[Bounding box annotations]
+===+

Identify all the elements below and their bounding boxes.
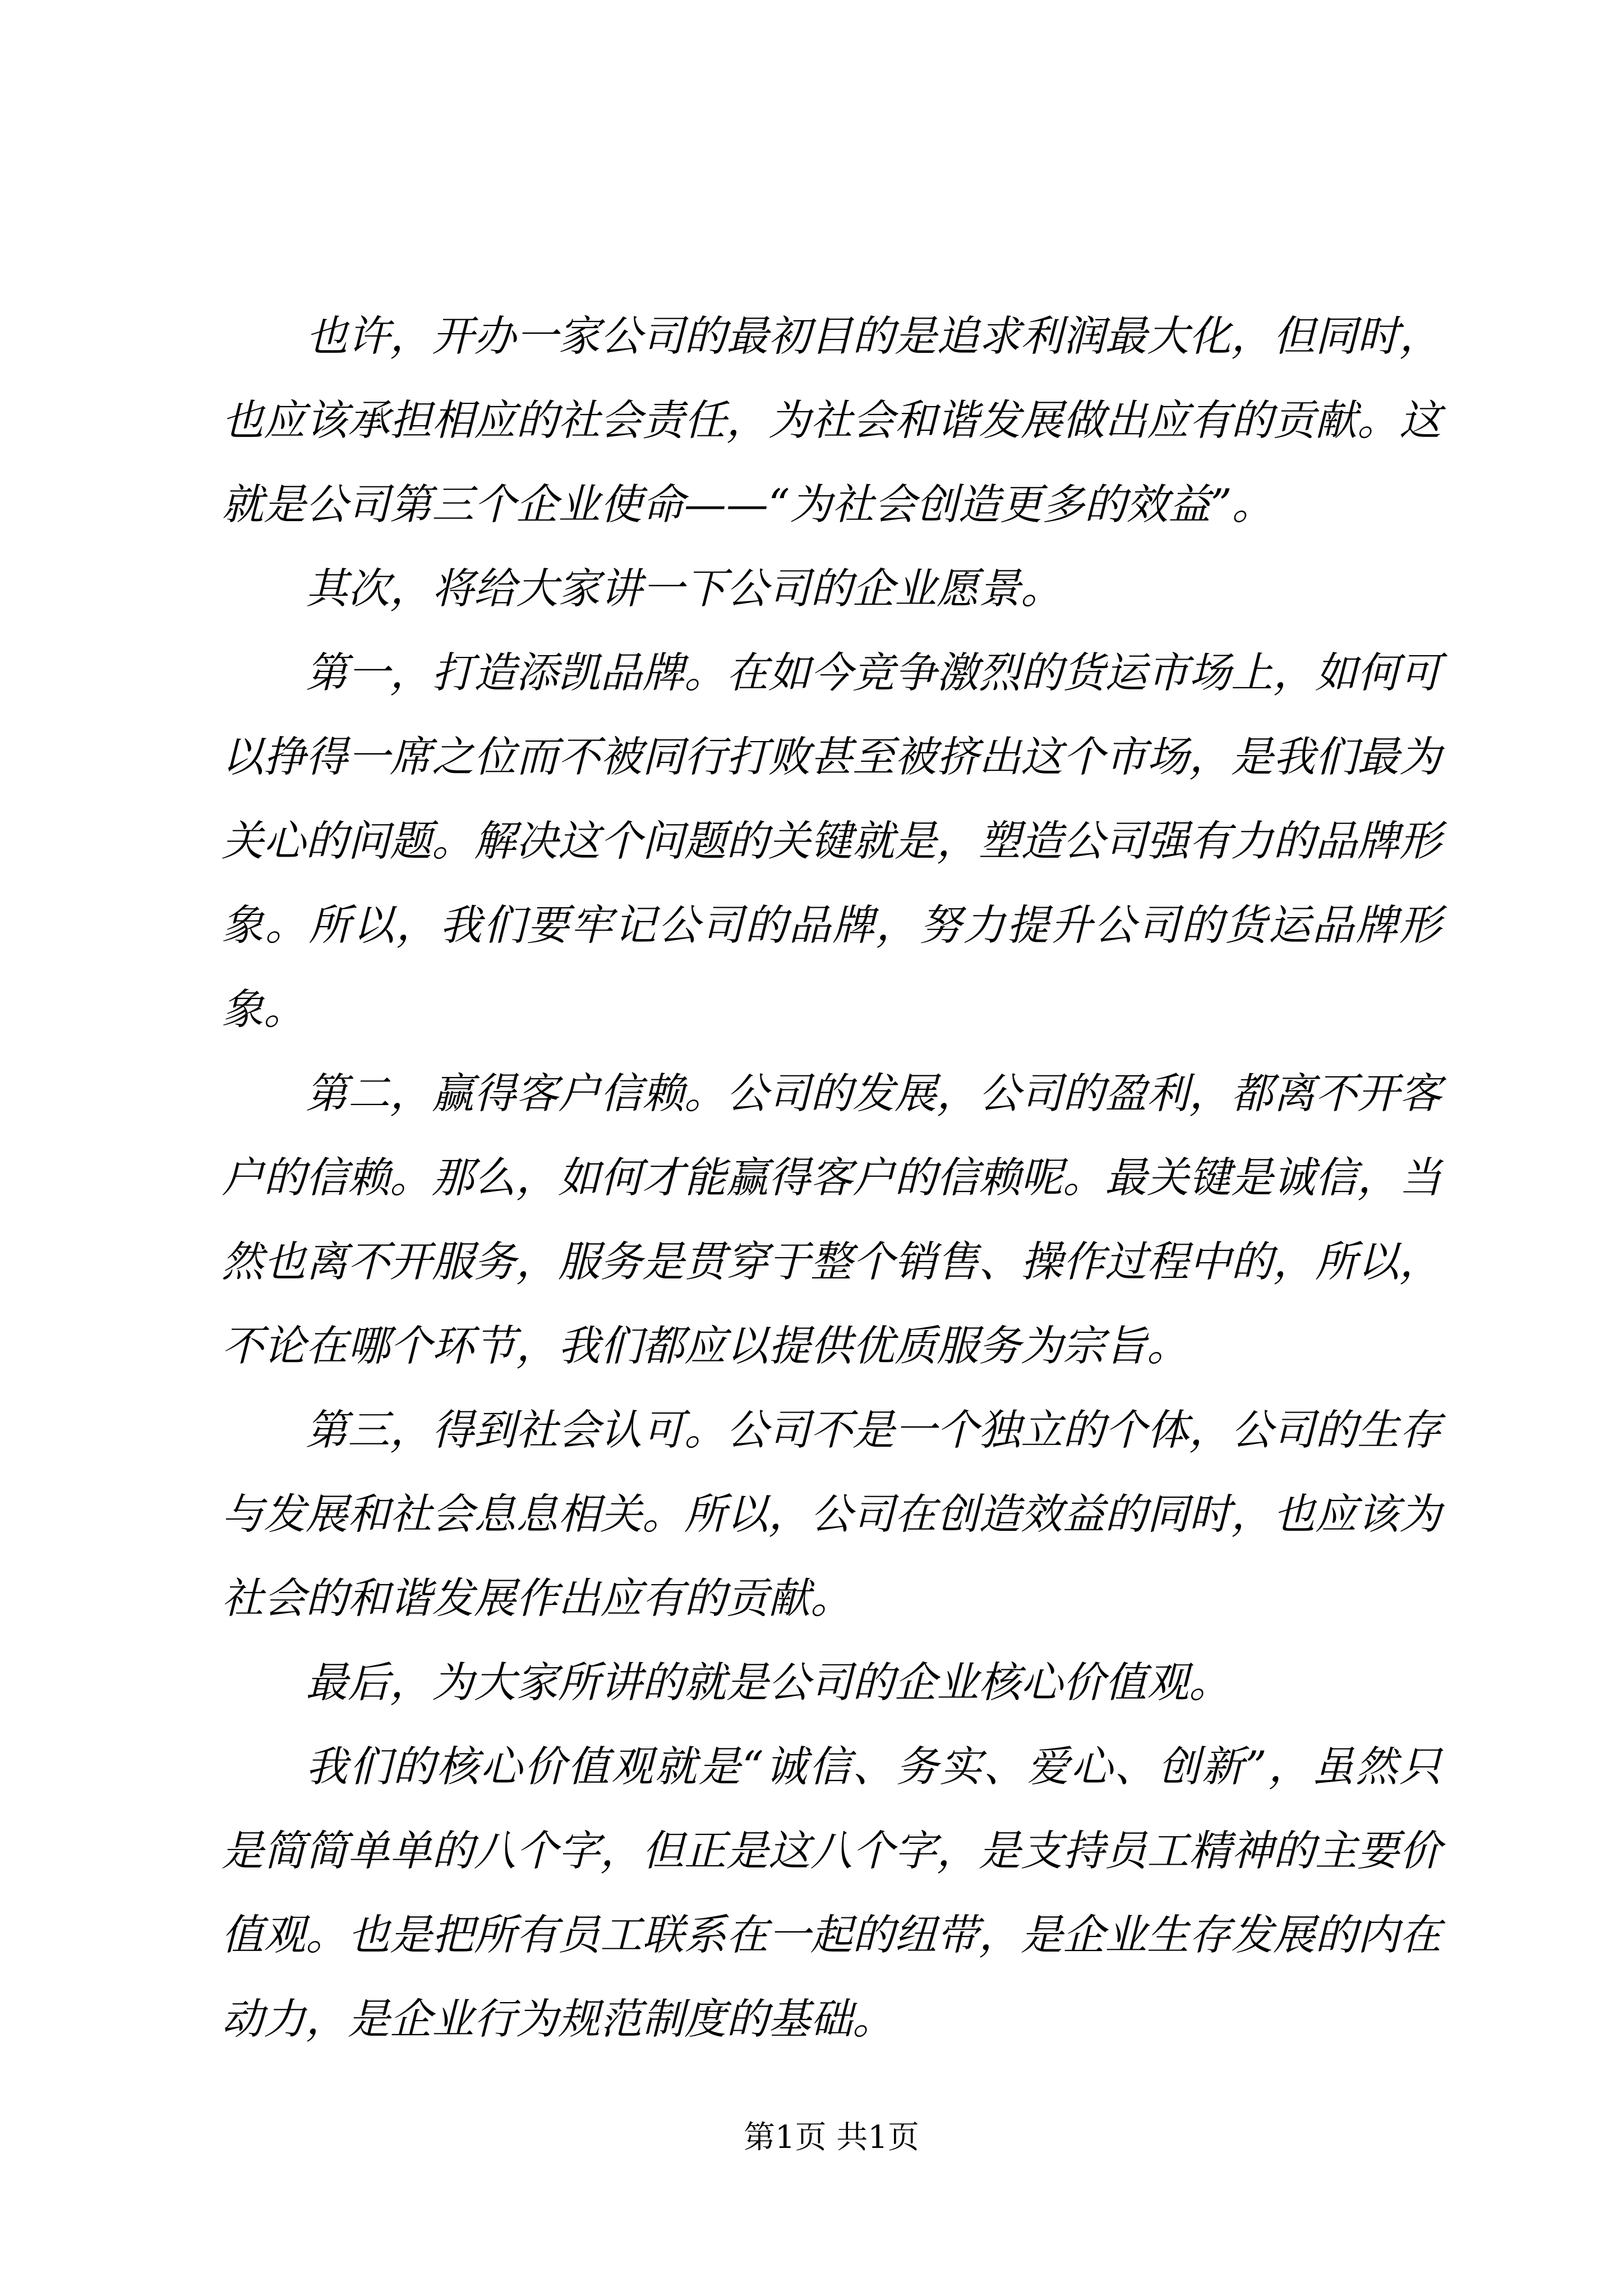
paragraph-vision-third: 第三，得到社会认可。公司不是一个独立的个体，公司的生存与发展和社会息息相关。所以，公司在创造效益的同时，也应该为社会的和谐发展作出应有的贡献。 bbox=[222, 1405, 1442, 1623]
paragraph-vision-first: 第一，打造添凯品牌。在如今竞争激烈的货运市场上，如何可以挣得一席之位而不被同行打败甚至被挤出这个市场，是我们最为关心的问题。解决这个问题的关键就是，塑造公司强有力的品牌形象。所以，我们要牢记公司的品牌，努力提升公司的货运品牌形象。 bbox=[222, 648, 1442, 1034]
paragraph-company-mission: 也许，开办一家公司的最初目的是追求利润最大化，但同时，也应该承担相应的社会责任，为社会和谐发展做出应有的贡献。这就是公司第三个企业使命——“为社会创造更多的效益”。 bbox=[222, 311, 1442, 529]
paragraph-core-values: 我们的核心价值观就是“诚信、务实、爱心、创新”，虽然只是简简单单的八个字，但正是这八个字，是支持员工精神的主要价值观。也是把所有员工联系在一起的纽带，是企业生存发展的内在动力，是企业行为规范制度的基础。 bbox=[222, 1742, 1442, 2044]
paragraph-values-intro: 最后，为大家所讲的就是公司的企业核心价值观。 bbox=[306, 1658, 1232, 1707]
document-body bbox=[222, 294, 1441, 2061]
page-footer: 第1页 共1页 bbox=[743, 2119, 920, 2156]
paragraph-vision-intro: 其次，将给大家讲一下公司的企业愿景。 bbox=[306, 564, 1063, 613]
paragraph-vision-second: 第二，赢得客户信赖。公司的发展，公司的盈利，都离不开客户的信赖。那么，如何才能赢得客户的信赖呢。最关键是诚信，当然也离不开服务，服务是贯穿于整个销售、操作过程中的，所以，不论在哪个环节，我们都应以提供优质服务为宗旨。 bbox=[222, 1069, 1442, 1370]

+===+

What the exercise asks: Gather every line of the listing that contains the string "intro", and copy each one out. Case counts.

Solution:
paragraph-values-intro: 最后，为大家所讲的就是公司的企业核心价值观。 bbox=[306, 1658, 1232, 1707]
paragraph-vision-intro: 其次，将给大家讲一下公司的企业愿景。 bbox=[306, 564, 1063, 613]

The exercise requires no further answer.